> _Challenges_
(1) Return unchanged the lines of the records, starting at the first line of the records and ending at the line that contains "bar-random-forest-contra-costa <box>1140 204". Include both of those lines.
(2) Continue the triathlon race report from where it stops.

It was seemingly distance-agnostic 2012 Olympians Javier Gomez (ESP) and Daniela Ryf (CHE) who took the 70.3 titles, both with impressive recent results—Gomez just earned the ITU world championship title last weekend in Edmonton, and Ryf was coming off of two Ironman wins in eight weeks as well as winning the Ironman 70.3 European Championship title.
The front pack out of the water included Javier Gomez (ESP), Jan Frodeno (DEU), Josh Amberger (AUS), Clayton Fettell (AUS) and Jimmy Seear (AUS). Frodeno took charge out in front to start the bike, with Ben Collins, Amberger and Joe Gambles (AUS) all taking the front at times to set the pace. Although there was shifting in front, a group of about 10—including Gomez and Tim Don (GBR)—stayed close during the ride. By the end of the bike, 2013 Ironman 70.3 World Champion Sebastian Kienle was more than five minutes back from the leaders.

> _Given records_
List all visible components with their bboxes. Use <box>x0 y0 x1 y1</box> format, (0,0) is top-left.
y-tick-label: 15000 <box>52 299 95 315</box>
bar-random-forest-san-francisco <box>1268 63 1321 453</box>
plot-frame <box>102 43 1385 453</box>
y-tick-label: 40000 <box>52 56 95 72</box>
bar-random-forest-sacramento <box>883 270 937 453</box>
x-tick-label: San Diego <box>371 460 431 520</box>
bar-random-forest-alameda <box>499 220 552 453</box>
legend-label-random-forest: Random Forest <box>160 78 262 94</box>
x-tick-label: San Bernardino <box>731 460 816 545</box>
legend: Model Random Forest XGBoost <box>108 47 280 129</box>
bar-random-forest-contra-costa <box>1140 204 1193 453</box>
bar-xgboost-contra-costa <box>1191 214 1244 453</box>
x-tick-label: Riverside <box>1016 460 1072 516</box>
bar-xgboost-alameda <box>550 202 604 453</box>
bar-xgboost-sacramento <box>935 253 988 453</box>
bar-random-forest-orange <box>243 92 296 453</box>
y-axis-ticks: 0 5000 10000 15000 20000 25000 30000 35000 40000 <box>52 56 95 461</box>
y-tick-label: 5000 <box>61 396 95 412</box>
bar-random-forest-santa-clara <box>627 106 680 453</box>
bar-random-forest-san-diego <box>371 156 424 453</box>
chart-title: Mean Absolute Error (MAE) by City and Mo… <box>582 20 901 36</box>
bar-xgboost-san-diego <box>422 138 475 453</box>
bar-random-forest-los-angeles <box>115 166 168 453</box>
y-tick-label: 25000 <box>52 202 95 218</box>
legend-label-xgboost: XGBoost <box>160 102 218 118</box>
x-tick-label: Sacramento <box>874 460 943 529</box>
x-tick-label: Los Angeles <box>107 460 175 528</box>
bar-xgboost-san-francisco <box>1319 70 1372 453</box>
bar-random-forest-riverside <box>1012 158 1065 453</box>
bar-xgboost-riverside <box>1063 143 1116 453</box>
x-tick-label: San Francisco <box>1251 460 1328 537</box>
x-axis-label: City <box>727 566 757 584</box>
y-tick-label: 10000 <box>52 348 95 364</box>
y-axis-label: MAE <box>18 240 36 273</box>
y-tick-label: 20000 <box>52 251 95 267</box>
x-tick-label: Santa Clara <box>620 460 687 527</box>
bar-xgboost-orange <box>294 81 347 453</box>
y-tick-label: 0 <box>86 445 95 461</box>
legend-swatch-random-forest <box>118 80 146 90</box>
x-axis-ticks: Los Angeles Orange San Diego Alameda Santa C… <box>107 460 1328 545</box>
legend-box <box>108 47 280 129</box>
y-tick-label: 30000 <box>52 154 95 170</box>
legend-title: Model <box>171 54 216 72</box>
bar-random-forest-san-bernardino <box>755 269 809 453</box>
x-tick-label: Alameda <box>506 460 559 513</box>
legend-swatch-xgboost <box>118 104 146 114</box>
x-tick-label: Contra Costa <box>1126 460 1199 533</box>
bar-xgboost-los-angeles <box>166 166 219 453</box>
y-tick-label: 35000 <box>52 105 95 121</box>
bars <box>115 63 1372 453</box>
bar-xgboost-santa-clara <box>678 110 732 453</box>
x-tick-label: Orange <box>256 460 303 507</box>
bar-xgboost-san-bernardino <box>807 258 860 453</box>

> _Answers to each task_
(1)
List all visible components with their bboxes. Use <box>x0 y0 x1 y1</box> format, (0,0) is top-left.
y-tick-label: 15000 <box>52 299 95 315</box>
bar-random-forest-san-francisco <box>1268 63 1321 453</box>
plot-frame <box>102 43 1385 453</box>
y-tick-label: 40000 <box>52 56 95 72</box>
bar-random-forest-sacramento <box>883 270 937 453</box>
x-tick-label: San Diego <box>371 460 431 520</box>
bar-random-forest-alameda <box>499 220 552 453</box>
legend-label-random-forest: Random Forest <box>160 78 262 94</box>
x-tick-label: San Bernardino <box>731 460 816 545</box>
legend: Model Random Forest XGBoost <box>108 47 280 129</box>
bar-random-forest-contra-costa <box>1140 204 1193 453</box>

(2)
Out of T2, Frodeno, Collins, Terenzo Bozzone (NZL) and Amberger started the run together with a 30-second gap on Gomez, but it wasn’t long before it became a battle between the 2008 Olympic gold medalist (Frodeno) and 2012 silver medalist (Gomez). Four miles in, Gomez started to pull ahead, building a gap of 25 seconds through the halfway point. Frodeno never let the gap grow too large, and kept charging through the last 5K, but it wasn’t enough to catch the versatile Gomez, who clocked a 1:09:27 half marathon (the fastest of the day).
Gomez crossed first in 3:41:30, followed by Frodeno in 3:42:11, and Don—also a former Olympian—stayed strong to make his way into third in 3:44:38. Behind the podium came a solid performance by Lionel Sanders (CAN), who posted the fastest bike split (2:04:14) then ran his way to fourth with a third-fastest 1:11:22 after leaving T2 3:10 down from the leaders. Nils Frommhold (DEU) rounded out the top five.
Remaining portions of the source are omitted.